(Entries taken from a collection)
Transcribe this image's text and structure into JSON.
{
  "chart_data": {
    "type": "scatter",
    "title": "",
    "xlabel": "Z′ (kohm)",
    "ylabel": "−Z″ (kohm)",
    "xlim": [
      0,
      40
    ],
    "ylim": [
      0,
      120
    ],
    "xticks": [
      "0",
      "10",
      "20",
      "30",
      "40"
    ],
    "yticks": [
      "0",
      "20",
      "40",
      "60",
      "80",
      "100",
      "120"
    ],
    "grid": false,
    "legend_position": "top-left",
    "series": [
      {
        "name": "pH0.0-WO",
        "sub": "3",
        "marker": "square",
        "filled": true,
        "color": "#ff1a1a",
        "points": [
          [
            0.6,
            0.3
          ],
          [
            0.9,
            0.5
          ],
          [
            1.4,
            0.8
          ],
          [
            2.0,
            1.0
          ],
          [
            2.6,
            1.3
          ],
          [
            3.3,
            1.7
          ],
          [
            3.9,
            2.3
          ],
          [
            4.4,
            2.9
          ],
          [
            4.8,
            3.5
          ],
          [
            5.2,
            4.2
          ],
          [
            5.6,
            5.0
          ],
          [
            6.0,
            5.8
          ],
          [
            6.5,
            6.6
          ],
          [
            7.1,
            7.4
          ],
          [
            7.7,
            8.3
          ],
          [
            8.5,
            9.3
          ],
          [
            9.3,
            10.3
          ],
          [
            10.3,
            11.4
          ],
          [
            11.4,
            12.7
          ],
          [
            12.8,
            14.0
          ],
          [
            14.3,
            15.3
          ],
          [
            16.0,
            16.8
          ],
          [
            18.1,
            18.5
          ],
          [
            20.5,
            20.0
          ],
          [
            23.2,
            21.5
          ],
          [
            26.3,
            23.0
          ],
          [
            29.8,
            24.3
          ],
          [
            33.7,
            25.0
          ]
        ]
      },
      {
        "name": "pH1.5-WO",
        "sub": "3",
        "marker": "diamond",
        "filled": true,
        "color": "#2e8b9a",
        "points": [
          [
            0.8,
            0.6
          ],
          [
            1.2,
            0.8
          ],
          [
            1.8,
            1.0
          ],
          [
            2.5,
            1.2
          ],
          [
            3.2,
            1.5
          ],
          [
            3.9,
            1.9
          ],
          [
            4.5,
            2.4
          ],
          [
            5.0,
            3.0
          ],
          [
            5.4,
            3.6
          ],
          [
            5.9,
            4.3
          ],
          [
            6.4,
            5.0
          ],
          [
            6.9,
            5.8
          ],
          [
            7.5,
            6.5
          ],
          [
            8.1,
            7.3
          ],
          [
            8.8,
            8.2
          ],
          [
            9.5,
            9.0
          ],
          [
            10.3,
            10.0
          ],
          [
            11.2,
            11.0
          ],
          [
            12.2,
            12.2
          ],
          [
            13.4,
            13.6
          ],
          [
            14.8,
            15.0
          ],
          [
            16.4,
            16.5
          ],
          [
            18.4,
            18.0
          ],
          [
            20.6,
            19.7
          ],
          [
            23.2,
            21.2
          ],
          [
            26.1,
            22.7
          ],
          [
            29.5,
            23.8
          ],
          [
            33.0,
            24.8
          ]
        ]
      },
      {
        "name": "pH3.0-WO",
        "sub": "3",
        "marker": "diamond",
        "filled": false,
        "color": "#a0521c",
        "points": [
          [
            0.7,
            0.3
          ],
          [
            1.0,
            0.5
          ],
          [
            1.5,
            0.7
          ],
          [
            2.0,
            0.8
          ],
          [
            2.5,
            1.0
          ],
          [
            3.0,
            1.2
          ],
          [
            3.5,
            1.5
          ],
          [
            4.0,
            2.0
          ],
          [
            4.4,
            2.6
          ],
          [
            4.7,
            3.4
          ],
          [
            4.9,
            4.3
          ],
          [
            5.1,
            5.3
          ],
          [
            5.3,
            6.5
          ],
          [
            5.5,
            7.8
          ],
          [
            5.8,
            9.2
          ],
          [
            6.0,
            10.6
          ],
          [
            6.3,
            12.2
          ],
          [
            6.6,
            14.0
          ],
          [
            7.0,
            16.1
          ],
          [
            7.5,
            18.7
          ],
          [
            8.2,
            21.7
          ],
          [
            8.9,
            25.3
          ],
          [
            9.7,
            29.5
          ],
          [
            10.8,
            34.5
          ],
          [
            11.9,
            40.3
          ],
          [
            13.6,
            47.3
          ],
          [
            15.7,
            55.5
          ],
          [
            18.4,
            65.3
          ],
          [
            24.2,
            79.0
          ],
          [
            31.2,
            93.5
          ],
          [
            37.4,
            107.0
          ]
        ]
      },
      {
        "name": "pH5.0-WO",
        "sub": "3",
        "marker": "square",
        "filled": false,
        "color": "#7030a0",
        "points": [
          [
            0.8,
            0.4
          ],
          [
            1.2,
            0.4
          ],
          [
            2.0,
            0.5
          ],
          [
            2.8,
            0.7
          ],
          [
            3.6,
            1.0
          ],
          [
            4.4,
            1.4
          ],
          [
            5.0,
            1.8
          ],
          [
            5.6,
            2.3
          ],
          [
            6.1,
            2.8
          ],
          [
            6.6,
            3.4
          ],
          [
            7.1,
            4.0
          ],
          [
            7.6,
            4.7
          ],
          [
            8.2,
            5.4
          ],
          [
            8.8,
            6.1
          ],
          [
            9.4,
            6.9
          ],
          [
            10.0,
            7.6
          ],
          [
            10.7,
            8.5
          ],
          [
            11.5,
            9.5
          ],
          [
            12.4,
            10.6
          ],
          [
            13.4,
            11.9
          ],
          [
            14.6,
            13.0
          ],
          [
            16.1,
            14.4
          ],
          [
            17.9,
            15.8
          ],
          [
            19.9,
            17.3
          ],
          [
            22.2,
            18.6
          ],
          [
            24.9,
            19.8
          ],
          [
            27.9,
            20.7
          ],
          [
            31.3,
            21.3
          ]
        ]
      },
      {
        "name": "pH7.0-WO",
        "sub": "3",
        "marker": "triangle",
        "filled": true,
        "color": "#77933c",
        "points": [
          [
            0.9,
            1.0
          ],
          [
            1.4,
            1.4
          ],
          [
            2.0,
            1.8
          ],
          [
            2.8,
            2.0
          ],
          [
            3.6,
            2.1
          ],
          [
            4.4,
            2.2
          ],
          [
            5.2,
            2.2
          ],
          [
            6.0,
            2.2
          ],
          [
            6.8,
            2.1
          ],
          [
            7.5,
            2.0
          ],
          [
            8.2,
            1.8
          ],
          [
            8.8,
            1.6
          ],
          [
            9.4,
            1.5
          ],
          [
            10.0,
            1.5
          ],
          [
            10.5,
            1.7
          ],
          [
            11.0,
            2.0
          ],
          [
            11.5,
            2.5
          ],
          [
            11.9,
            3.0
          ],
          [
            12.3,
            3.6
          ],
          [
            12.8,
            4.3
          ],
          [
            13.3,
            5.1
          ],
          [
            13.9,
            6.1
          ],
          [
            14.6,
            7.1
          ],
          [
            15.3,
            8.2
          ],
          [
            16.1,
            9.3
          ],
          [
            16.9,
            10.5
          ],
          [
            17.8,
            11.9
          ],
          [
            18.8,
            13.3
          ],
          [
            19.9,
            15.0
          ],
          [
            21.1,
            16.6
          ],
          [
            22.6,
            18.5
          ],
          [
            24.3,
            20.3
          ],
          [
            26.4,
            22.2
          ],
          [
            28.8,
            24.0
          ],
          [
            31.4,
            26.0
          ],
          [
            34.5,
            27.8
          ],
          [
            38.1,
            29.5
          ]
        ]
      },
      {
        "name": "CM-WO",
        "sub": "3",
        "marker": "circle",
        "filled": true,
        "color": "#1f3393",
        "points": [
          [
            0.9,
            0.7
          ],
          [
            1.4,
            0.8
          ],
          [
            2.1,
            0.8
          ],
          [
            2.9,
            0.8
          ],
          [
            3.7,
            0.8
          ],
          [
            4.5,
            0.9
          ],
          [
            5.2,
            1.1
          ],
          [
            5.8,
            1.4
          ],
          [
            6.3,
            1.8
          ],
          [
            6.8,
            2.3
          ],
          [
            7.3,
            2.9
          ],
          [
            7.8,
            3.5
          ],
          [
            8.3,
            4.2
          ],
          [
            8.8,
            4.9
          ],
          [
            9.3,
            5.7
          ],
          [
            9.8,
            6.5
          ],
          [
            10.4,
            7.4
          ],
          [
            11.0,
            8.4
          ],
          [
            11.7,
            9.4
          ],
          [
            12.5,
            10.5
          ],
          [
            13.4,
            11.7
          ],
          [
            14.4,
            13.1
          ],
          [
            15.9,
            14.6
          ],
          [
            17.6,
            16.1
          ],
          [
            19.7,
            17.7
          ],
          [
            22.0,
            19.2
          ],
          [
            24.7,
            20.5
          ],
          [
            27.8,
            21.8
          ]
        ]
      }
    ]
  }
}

- TASK GOAL -
Check each line of the entries above for the word "color". List the ones that have it.

- EXPECTED ANSWER -
        "color": "#ff1a1a",
        "color": "#2e8b9a",
        "color": "#a0521c",
        "color": "#7030a0",
        "color": "#77933c",
        "color": "#1f3393",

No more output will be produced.